Start Dataset records

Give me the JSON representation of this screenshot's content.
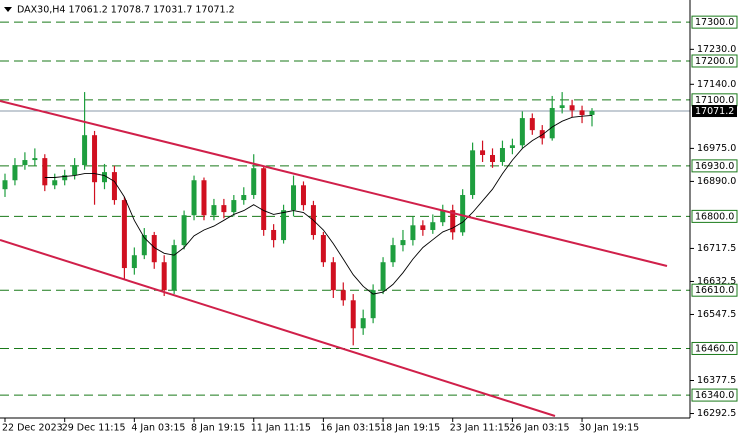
{
  "chart_data": {
    "type": "candlestick",
    "title": "DAX30,H4  17061.2 17078.7 17031.7 17071.2",
    "categories": [
      "22 Dec 2023",
      null,
      null,
      null,
      null,
      null,
      "29 Dec 11:15",
      null,
      null,
      null,
      null,
      null,
      null,
      "4 Jan 03:15",
      null,
      null,
      null,
      null,
      null,
      "8 Jan 19:15",
      null,
      null,
      null,
      null,
      null,
      "11 Jan 11:15",
      null,
      null,
      null,
      null,
      null,
      null,
      "16 Jan 03:15",
      null,
      null,
      null,
      null,
      null,
      "18 Jan 19:15",
      null,
      null,
      null,
      null,
      null,
      null,
      "23 Jan 11:15",
      null,
      null,
      null,
      null,
      null,
      "26 Jan 03:15",
      null,
      null,
      null,
      null,
      null,
      null,
      "30 Jan 19:15",
      null
    ],
    "open": [
      16870,
      16893,
      16932,
      16945,
      16950,
      16880,
      16893,
      16906,
      16932,
      17009,
      16888,
      16914,
      16842,
      16667,
      16700,
      16752,
      16682,
      16610,
      16726,
      16803,
      16893,
      16803,
      16829,
      16811,
      16842,
      16855,
      16924,
      16765,
      16739,
      16816,
      16880,
      16829,
      16752,
      16682,
      16610,
      16584,
      16512,
      16538,
      16610,
      16682,
      16726,
      16739,
      16777,
      16765,
      16785,
      16816,
      16759,
      16855,
      16970,
      16958,
      16940,
      16976,
      16983,
      17053,
      17022,
      17001,
      17079,
      17086,
      17073,
      17061.2
    ],
    "high": [
      16910,
      16950,
      16965,
      16975,
      16960,
      16910,
      16920,
      16950,
      17120,
      17020,
      16935,
      16930,
      16850,
      16720,
      16770,
      16760,
      16700,
      16740,
      16815,
      16905,
      16900,
      16845,
      16845,
      16855,
      16875,
      16960,
      16930,
      16780,
      16830,
      16905,
      16890,
      16840,
      16760,
      16695,
      16630,
      16600,
      16560,
      16625,
      16695,
      16745,
      16765,
      16800,
      16790,
      16805,
      16830,
      16830,
      16870,
      16990,
      16995,
      16975,
      16995,
      17000,
      17070,
      17065,
      17035,
      17110,
      17120,
      17100,
      17085,
      17078.7
    ],
    "low": [
      16850,
      16880,
      16920,
      16930,
      16865,
      16870,
      16880,
      16895,
      16920,
      16830,
      16870,
      16830,
      16640,
      16650,
      16690,
      16665,
      16595,
      16600,
      16715,
      16790,
      16790,
      16790,
      16795,
      16800,
      16830,
      16845,
      16750,
      16720,
      16730,
      16800,
      16815,
      16740,
      16670,
      16590,
      16570,
      16468,
      16495,
      16525,
      16600,
      16670,
      16710,
      16725,
      16750,
      16755,
      16775,
      16740,
      16750,
      16845,
      16940,
      16925,
      16930,
      16960,
      16975,
      17010,
      16985,
      16995,
      17065,
      17055,
      17040,
      17031.7
    ],
    "close": [
      16893,
      16932,
      16945,
      16950,
      16880,
      16893,
      16906,
      16932,
      17009,
      16888,
      16914,
      16842,
      16667,
      16700,
      16752,
      16682,
      16610,
      16726,
      16803,
      16893,
      16803,
      16829,
      16811,
      16842,
      16855,
      16924,
      16765,
      16739,
      16816,
      16880,
      16829,
      16752,
      16682,
      16610,
      16584,
      16512,
      16538,
      16610,
      16682,
      16726,
      16739,
      16777,
      16765,
      16785,
      16816,
      16759,
      16855,
      16970,
      16958,
      16940,
      16976,
      16983,
      17053,
      17022,
      17001,
      17079,
      17086,
      17073,
      17061,
      17071.2
    ],
    "ma": [
      null,
      null,
      null,
      null,
      16900,
      16900,
      16903,
      16905,
      16910,
      16910,
      16905,
      16890,
      16850,
      16790,
      16745,
      16720,
      16705,
      16700,
      16720,
      16750,
      16765,
      16775,
      16790,
      16805,
      16815,
      16830,
      16815,
      16805,
      16810,
      16815,
      16810,
      16790,
      16765,
      16730,
      16690,
      16650,
      16620,
      16600,
      16605,
      16625,
      16655,
      16690,
      16720,
      16740,
      16760,
      16770,
      16785,
      16810,
      16840,
      16870,
      16910,
      16945,
      16975,
      16995,
      17010,
      17030,
      17045,
      17055,
      17058,
      17060
    ],
    "up_color": "#1e9e3e",
    "down_color": "#d01020",
    "ma_color": "#000000",
    "level_color": "#1a7a1a",
    "ylim": [
      16281,
      17357
    ],
    "yticks": [
      {
        "value": 17230,
        "label": "17230.0"
      },
      {
        "value": 17140,
        "label": "17140.0"
      },
      {
        "value": 16975,
        "label": "16975.0"
      },
      {
        "value": 16890,
        "label": "16890.0"
      },
      {
        "value": 16717.5,
        "label": "16717.5"
      },
      {
        "value": 16632.5,
        "label": "16632.5"
      },
      {
        "value": 16547.5,
        "label": "16547.5"
      },
      {
        "value": 16377.5,
        "label": "16377.5"
      },
      {
        "value": 16292.5,
        "label": "16292.5"
      }
    ],
    "levels": [
      {
        "value": 17300,
        "label": "17300.0"
      },
      {
        "value": 17200,
        "label": "17200.0"
      },
      {
        "value": 17100,
        "label": "17100.0"
      },
      {
        "value": 16930,
        "label": "16930.0"
      },
      {
        "value": 16800,
        "label": "16800.0"
      },
      {
        "value": 16610,
        "label": "16610.0"
      },
      {
        "value": 16460,
        "label": "16460.0"
      },
      {
        "value": 16340,
        "label": "16340.0"
      }
    ],
    "current_price": 17071.2
  }
}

End Dataset records

Work to complete:
Set each line of the records down exactly, leaving every picture out.

Finished exercise:
Give me the JSON representation of this screenshot's content.
{
  "chart_data": {
    "type": "candlestick",
    "title": "DAX30,H4  17061.2 17078.7 17031.7 17071.2",
    "categories": [
      "22 Dec 2023",
      null,
      null,
      null,
      null,
      null,
      "29 Dec 11:15",
      null,
      null,
      null,
      null,
      null,
      null,
      "4 Jan 03:15",
      null,
      null,
      null,
      null,
      null,
      "8 Jan 19:15",
      null,
      null,
      null,
      null,
      null,
      "11 Jan 11:15",
      null,
      null,
      null,
      null,
      null,
      null,
      "16 Jan 03:15",
      null,
      null,
      null,
      null,
      null,
      "18 Jan 19:15",
      null,
      null,
      null,
      null,
      null,
      null,
      "23 Jan 11:15",
      null,
      null,
      null,
      null,
      null,
      "26 Jan 03:15",
      null,
      null,
      null,
      null,
      null,
      null,
      "30 Jan 19:15",
      null
    ],
    "open": [
      16870,
      16893,
      16932,
      16945,
      16950,
      16880,
      16893,
      16906,
      16932,
      17009,
      16888,
      16914,
      16842,
      16667,
      16700,
      16752,
      16682,
      16610,
      16726,
      16803,
      16893,
      16803,
      16829,
      16811,
      16842,
      16855,
      16924,
      16765,
      16739,
      16816,
      16880,
      16829,
      16752,
      16682,
      16610,
      16584,
      16512,
      16538,
      16610,
      16682,
      16726,
      16739,
      16777,
      16765,
      16785,
      16816,
      16759,
      16855,
      16970,
      16958,
      16940,
      16976,
      16983,
      17053,
      17022,
      17001,
      17079,
      17086,
      17073,
      17061.2
    ],
    "high": [
      16910,
      16950,
      16965,
      16975,
      16960,
      16910,
      16920,
      16950,
      17120,
      17020,
      16935,
      16930,
      16850,
      16720,
      16770,
      16760,
      16700,
      16740,
      16815,
      16905,
      16900,
      16845,
      16845,
      16855,
      16875,
      16960,
      16930,
      16780,
      16830,
      16905,
      16890,
      16840,
      16760,
      16695,
      16630,
      16600,
      16560,
      16625,
      16695,
      16745,
      16765,
      16800,
      16790,
      16805,
      16830,
      16830,
      16870,
      16990,
      16995,
      16975,
      16995,
      17000,
      17070,
      17065,
      17035,
      17110,
      17120,
      17100,
      17085,
      17078.7
    ],
    "low": [
      16850,
      16880,
      16920,
      16930,
      16865,
      16870,
      16880,
      16895,
      16920,
      16830,
      16870,
      16830,
      16640,
      16650,
      16690,
      16665,
      16595,
      16600,
      16715,
      16790,
      16790,
      16790,
      16795,
      16800,
      16830,
      16845,
      16750,
      16720,
      16730,
      16800,
      16815,
      16740,
      16670,
      16590,
      16570,
      16468,
      16495,
      16525,
      16600,
      16670,
      16710,
      16725,
      16750,
      16755,
      16775,
      16740,
      16750,
      16845,
      16940,
      16925,
      16930,
      16960,
      16975,
      17010,
      16985,
      16995,
      17065,
      17055,
      17040,
      17031.7
    ],
    "close": [
      16893,
      16932,
      16945,
      16950,
      16880,
      16893,
      16906,
      16932,
      17009,
      16888,
      16914,
      16842,
      16667,
      16700,
      16752,
      16682,
      16610,
      16726,
      16803,
      16893,
      16803,
      16829,
      16811,
      16842,
      16855,
      16924,
      16765,
      16739,
      16816,
      16880,
      16829,
      16752,
      16682,
      16610,
      16584,
      16512,
      16538,
      16610,
      16682,
      16726,
      16739,
      16777,
      16765,
      16785,
      16816,
      16759,
      16855,
      16970,
      16958,
      16940,
      16976,
      16983,
      17053,
      17022,
      17001,
      17079,
      17086,
      17073,
      17061,
      17071.2
    ],
    "ma": [
      null,
      null,
      null,
      null,
      16900,
      16900,
      16903,
      16905,
      16910,
      16910,
      16905,
      16890,
      16850,
      16790,
      16745,
      16720,
      16705,
      16700,
      16720,
      16750,
      16765,
      16775,
      16790,
      16805,
      16815,
      16830,
      16815,
      16805,
      16810,
      16815,
      16810,
      16790,
      16765,
      16730,
      16690,
      16650,
      16620,
      16600,
      16605,
      16625,
      16655,
      16690,
      16720,
      16740,
      16760,
      16770,
      16785,
      16810,
      16840,
      16870,
      16910,
      16945,
      16975,
      16995,
      17010,
      17030,
      17045,
      17055,
      17058,
      17060
    ],
    "up_color": "#1e9e3e",
    "down_color": "#d01020",
    "ma_color": "#000000",
    "level_color": "#1a7a1a",
    "ylim": [
      16281,
      17357
    ],
    "yticks": [
      {
        "value": 17230,
        "label": "17230.0"
      },
      {
        "value": 17140,
        "label": "17140.0"
      },
      {
        "value": 16975,
        "label": "16975.0"
      },
      {
        "value": 16890,
        "label": "16890.0"
      },
      {
        "value": 16717.5,
        "label": "16717.5"
      },
      {
        "value": 16632.5,
        "label": "16632.5"
      },
      {
        "value": 16547.5,
        "label": "16547.5"
      },
      {
        "value": 16377.5,
        "label": "16377.5"
      },
      {
        "value": 16292.5,
        "label": "16292.5"
      }
    ],
    "levels": [
      {
        "value": 17300,
        "label": "17300.0"
      },
      {
        "value": 17200,
        "label": "17200.0"
      },
      {
        "value": 17100,
        "label": "17100.0"
      },
      {
        "value": 16930,
        "label": "16930.0"
      },
      {
        "value": 16800,
        "label": "16800.0"
      },
      {
        "value": 16610,
        "label": "16610.0"
      },
      {
        "value": 16460,
        "label": "16460.0"
      },
      {
        "value": 16340,
        "label": "16340.0"
      }
    ],
    "current_price": 17071.2
  }
}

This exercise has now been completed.